→ Goal of the exercise: Look through the records and report how many lines include the word "bottom", with no other words.

→ Provided material:

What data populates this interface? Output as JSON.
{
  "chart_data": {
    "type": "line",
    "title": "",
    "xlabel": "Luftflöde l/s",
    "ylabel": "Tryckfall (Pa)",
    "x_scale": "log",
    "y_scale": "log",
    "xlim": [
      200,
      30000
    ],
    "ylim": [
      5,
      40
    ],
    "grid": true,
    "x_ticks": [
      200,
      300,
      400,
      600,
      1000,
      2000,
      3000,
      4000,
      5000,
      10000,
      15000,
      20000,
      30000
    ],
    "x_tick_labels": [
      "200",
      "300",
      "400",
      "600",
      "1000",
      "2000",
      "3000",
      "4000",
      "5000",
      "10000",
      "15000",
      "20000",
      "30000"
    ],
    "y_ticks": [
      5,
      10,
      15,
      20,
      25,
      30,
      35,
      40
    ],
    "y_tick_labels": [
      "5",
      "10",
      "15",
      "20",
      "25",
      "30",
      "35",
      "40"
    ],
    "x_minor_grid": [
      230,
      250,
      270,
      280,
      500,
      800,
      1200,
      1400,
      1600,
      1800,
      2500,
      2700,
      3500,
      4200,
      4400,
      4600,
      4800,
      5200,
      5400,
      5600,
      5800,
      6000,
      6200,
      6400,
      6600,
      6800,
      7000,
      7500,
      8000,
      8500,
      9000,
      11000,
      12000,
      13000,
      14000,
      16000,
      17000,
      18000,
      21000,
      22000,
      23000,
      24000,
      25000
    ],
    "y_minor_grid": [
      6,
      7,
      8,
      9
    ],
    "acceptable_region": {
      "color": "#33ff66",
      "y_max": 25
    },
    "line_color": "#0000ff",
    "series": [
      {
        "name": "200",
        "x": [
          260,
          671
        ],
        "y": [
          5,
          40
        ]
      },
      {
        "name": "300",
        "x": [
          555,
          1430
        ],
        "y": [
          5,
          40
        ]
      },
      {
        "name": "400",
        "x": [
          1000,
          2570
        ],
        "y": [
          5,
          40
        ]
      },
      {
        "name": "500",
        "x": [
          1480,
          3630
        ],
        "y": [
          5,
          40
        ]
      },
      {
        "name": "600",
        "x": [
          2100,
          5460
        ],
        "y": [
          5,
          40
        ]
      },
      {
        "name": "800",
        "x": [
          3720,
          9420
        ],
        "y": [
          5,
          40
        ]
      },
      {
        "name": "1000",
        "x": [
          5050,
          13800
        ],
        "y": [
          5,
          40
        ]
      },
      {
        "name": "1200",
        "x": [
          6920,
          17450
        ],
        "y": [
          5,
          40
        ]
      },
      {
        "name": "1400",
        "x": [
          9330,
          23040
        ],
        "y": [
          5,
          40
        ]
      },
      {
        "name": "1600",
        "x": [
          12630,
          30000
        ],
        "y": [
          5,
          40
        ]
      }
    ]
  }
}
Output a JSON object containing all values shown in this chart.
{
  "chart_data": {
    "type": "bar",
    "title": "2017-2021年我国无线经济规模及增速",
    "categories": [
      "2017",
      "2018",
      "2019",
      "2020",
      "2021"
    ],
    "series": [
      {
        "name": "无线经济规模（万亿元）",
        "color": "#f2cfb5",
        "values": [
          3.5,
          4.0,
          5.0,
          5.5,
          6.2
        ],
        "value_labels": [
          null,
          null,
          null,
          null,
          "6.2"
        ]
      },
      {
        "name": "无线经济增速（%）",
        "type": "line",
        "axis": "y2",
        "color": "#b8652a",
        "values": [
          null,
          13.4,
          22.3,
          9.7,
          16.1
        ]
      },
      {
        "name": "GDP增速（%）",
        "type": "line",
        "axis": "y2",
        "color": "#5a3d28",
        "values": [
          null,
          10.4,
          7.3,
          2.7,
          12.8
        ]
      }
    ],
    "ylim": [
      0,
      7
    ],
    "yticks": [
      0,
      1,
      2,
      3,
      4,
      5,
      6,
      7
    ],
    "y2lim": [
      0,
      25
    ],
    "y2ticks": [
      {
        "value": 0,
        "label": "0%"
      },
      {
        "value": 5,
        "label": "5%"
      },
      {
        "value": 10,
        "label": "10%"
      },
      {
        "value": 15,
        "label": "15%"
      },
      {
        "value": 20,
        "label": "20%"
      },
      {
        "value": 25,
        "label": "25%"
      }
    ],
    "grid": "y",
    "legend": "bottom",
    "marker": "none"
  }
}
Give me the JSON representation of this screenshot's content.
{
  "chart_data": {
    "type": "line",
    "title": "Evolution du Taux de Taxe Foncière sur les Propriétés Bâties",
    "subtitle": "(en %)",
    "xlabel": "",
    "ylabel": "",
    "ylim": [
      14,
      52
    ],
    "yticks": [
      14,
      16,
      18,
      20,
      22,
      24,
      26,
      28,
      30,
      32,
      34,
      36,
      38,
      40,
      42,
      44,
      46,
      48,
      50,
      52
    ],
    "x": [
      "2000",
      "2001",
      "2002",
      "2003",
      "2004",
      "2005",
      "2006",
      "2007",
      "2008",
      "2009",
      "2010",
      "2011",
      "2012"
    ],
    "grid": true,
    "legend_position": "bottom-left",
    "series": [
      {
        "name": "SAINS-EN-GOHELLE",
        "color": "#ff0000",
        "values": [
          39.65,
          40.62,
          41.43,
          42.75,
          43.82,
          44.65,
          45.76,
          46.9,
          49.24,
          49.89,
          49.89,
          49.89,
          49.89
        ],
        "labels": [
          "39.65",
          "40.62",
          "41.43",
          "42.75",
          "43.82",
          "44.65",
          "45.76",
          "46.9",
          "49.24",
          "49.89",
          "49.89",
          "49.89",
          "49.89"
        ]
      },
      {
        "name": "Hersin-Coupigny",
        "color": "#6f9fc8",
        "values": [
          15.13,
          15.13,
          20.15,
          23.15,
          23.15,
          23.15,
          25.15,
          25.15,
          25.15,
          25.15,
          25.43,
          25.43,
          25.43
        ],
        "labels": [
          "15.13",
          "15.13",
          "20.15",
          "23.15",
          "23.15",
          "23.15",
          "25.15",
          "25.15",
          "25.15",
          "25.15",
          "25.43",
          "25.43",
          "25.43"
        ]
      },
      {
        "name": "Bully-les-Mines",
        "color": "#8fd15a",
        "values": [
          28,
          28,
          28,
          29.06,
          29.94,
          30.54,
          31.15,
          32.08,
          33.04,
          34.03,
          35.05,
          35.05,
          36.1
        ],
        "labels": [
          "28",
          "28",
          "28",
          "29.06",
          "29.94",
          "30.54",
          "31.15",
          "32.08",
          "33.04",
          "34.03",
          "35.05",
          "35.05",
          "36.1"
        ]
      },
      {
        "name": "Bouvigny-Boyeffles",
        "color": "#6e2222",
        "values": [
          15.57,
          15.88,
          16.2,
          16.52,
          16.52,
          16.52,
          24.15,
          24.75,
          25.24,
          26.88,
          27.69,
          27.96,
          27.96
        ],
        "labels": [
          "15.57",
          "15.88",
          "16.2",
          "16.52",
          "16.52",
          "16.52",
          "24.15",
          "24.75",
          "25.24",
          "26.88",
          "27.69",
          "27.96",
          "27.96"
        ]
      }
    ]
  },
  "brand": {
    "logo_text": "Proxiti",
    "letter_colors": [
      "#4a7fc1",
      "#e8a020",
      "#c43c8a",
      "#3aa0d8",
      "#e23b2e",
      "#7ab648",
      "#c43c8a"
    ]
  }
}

→ Expected answer: 2